_Material to process:_
════

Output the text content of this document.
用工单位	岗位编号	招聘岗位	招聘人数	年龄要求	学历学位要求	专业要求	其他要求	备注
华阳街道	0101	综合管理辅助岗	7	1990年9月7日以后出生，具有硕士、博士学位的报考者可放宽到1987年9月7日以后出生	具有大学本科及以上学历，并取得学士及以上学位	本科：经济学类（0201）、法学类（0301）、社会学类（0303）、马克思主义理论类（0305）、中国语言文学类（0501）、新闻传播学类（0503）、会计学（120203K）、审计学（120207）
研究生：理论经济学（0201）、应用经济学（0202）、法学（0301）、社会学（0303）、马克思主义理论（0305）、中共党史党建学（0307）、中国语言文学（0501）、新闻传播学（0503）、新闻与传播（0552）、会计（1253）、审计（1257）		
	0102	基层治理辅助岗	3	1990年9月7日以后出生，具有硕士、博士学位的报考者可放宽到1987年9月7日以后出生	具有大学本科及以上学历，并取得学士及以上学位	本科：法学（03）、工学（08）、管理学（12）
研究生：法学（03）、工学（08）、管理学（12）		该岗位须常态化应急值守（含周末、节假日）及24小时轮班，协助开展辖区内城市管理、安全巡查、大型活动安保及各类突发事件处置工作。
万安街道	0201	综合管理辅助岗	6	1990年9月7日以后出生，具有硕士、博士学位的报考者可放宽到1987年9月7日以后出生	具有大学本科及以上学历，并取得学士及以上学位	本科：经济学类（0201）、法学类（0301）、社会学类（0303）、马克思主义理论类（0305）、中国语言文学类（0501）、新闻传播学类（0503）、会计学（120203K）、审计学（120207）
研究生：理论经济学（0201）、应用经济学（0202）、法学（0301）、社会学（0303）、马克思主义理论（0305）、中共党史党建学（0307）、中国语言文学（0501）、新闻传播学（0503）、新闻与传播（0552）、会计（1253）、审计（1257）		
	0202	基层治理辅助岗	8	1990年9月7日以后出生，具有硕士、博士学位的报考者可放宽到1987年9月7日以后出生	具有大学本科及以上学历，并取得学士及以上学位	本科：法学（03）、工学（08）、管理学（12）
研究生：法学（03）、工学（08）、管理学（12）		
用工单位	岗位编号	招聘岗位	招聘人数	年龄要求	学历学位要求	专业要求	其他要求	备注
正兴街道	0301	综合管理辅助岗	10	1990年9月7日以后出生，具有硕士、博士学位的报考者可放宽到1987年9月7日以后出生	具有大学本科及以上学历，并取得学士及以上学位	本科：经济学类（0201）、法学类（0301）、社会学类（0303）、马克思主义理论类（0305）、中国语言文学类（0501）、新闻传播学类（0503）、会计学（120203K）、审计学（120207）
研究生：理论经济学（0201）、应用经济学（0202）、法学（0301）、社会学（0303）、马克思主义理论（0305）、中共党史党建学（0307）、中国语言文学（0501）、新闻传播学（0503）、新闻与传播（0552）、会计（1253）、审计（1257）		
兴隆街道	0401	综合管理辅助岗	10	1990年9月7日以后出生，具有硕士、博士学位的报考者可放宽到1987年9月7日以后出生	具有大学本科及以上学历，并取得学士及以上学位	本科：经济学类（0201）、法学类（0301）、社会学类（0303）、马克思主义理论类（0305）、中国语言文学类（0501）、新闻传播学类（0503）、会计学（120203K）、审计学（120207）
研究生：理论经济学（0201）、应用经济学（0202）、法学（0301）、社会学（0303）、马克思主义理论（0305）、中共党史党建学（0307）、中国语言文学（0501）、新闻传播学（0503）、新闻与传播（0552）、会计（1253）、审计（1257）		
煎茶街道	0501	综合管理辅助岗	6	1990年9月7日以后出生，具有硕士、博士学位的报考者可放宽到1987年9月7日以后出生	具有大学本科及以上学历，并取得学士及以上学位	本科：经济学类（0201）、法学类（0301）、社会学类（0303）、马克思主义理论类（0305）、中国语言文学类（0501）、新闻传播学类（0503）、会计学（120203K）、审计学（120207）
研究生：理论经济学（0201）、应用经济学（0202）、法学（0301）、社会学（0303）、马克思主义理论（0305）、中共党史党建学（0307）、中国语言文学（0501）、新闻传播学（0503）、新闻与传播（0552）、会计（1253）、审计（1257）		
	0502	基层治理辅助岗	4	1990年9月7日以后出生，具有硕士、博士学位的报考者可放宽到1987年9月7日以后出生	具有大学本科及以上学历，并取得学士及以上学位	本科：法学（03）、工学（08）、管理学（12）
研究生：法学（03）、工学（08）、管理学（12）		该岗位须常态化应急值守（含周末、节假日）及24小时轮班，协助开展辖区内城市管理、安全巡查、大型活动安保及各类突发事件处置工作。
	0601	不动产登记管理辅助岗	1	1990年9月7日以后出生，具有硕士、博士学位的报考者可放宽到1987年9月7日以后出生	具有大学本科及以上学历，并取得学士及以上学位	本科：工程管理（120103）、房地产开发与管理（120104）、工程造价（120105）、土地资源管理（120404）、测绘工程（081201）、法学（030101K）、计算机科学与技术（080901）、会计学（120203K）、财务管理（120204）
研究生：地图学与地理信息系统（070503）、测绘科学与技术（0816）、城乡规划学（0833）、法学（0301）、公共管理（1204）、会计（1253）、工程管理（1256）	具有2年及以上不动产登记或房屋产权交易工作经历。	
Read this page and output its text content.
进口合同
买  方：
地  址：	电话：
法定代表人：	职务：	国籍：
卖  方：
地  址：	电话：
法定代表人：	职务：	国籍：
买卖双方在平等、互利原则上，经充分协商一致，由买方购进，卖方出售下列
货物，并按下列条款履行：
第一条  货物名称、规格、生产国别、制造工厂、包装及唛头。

════

_Brief:_ Return exactly the lines of the data, and only those, from the line with "Read this page and output its text content." through the last line, inclusive.

_Exercise result:_
Read this page and output its text content.
进口合同
买  方：
地  址：	电话：
法定代表人：	职务：	国籍：
卖  方：
地  址：	电话：
法定代表人：	职务：	国籍：
买卖双方在平等、互利原则上，经充分协商一致，由买方购进，卖方出售下列
货物，并按下列条款履行：
第一条  货物名称、规格、生产国别、制造工厂、包装及唛头。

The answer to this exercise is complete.